§ YOUR INSTRUCTIONS: In the listing below, find every line with the string "mais" and pull it out.
***** EXERCISE DATA *****
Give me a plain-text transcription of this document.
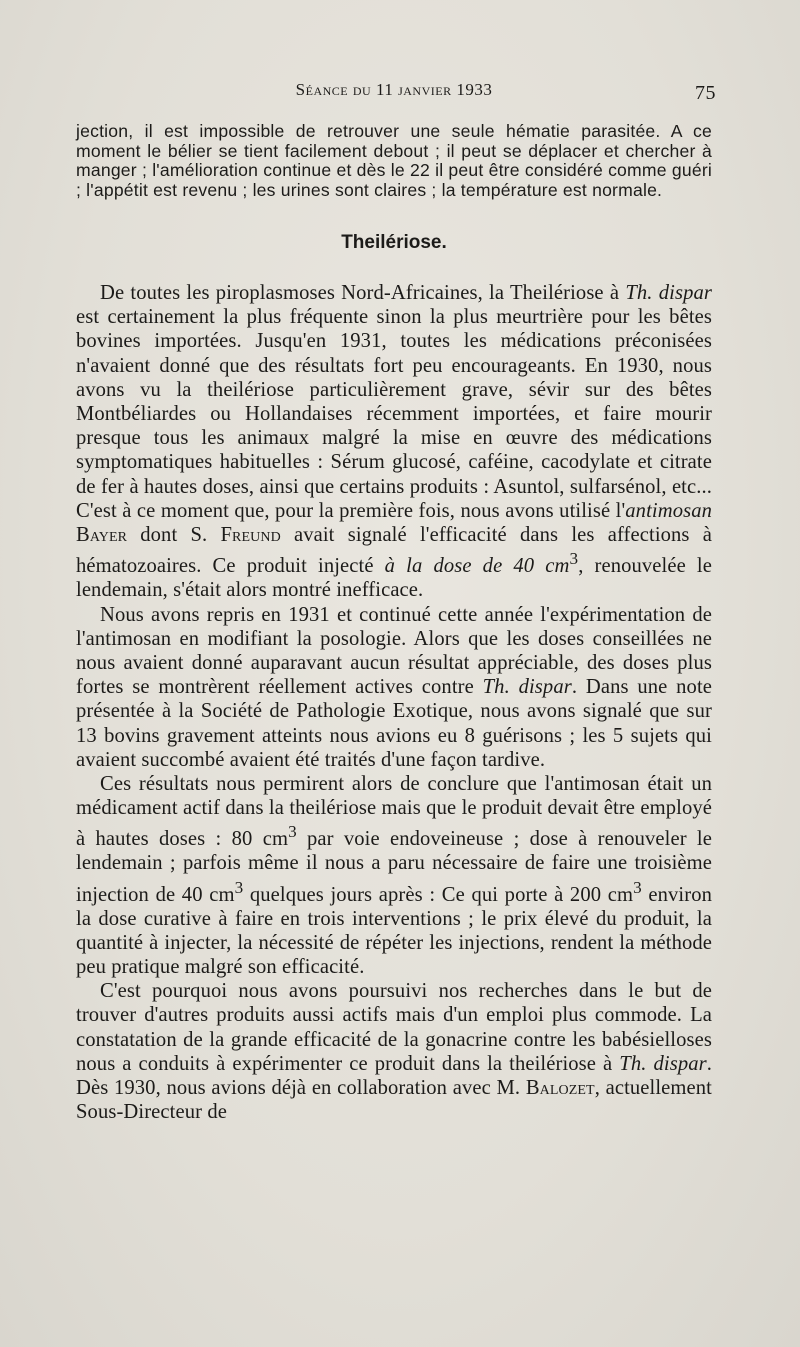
Séance du 11 janvier 1933	75

jection, il est impossible de retrouver une seule hématie parasitée. A ce moment le bélier se tient facilement debout ; il peut se déplacer et chercher à manger ; l'amélioration continue et dès le 22 il peut être considéré comme guéri ; l'appétit est revenu ; les urines sont claires ; la température est normale.

Theilériose.

De toutes les piroplasmoses Nord-Africaines, la Theilériose à Th. dispar est certainement la plus fréquente sinon la plus meurtrière pour les bêtes bovines importées. Jusqu'en 1931, toutes les médications préconisées n'avaient donné que des résultats fort peu encourageants. En 1930, nous avons vu la theilériose particulièrement grave, sévir sur des bêtes Montbéliardes ou Hollandaises récemment importées, et faire mourir presque tous les animaux malgré la mise en œuvre des médications symptomatiques habituelles : Sérum glucosé, caféine, cacodylate et citrate de fer à hautes doses, ainsi que certains produits : Asuntol, sulfarsénol, etc... C'est à ce moment que, pour la première fois, nous avons utilisé l'antimosan Bayer dont S. Freund avait signalé l'efficacité dans les affections à hématozoaires. Ce produit injecté à la dose de 40 $cm^3$, renouvelée le lendemain, s'était alors montré inefficace.

Nous avons repris en 1931 et continué cette année l'expérimentation de l'antimosan en modifiant la posologie. Alors que les doses conseillées ne nous avaient donné auparavant aucun résultat appréciable, des doses plus fortes se montrèrent réellement actives contre Th. dispar. Dans une note présentée à la Société de Pathologie Exotique, nous avons signalé que sur 13 bovins gravement atteints nous avions eu 8 guérisons ; les 5 sujets qui avaient succombé avaient été traités d'une façon tardive.

Ces résultats nous permirent alors de conclure que l'antimosan était un médicament actif dans la theilériose mais que le produit devait être employé à hautes doses : 80 $cm^3$ par voie endoveineuse ; dose à renouveler le lendemain ; parfois même il nous a paru nécessaire de faire une troisième injection de 40 $cm^3$ quelques jours après : Ce qui porte à 200 $cm^3$ environ la dose curative à faire en trois interventions ; le prix élevé du produit, la quantité à injecter, la nécessité de répéter les injections, rendent la méthode peu pratique malgré son efficacité.

C'est pourquoi nous avons poursuivi nos recherches dans le but de trouver d'autres produits aussi actifs mais d'un emploi plus commode. La constatation de la grande efficacité de la gonacrine contre les babésielloses nous a conduits à expérimenter ce produit dans la theilériose à Th. dispar. Dès 1930, nous avions déjà en collaboration avec M. Balozet, actuellement Sous-Directeur de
*****
§ FINAL RESULT:
Ces résultats nous permirent alors de conclure que l'antimosan était un médicament actif dans la theilériose mais que le produit devait être employé à hautes doses : 80 $cm^3$ par voie endoveineuse ; dose à renouveler le lendemain ; parfois même il nous a paru nécessaire de faire une troisième injection de 40 $cm^3$ quelques jours après : Ce qui porte à 200 $cm^3$ environ la dose curative à faire en trois interventions ; le prix élevé du produit, la quantité à injecter, la nécessité de répéter les injections, rendent la méthode peu pratique malgré son efficacité.
C'est pourquoi nous avons poursuivi nos recherches dans le but de trouver d'autres produits aussi actifs mais d'un emploi plus commode. La constatation de la grande efficacité de la gonacrine contre les babésielloses nous a conduits à expérimenter ce produit dans la theilériose à Th. dispar. Dès 1930, nous avions déjà en collaboration avec M. Balozet, actuellement Sous-Directeur de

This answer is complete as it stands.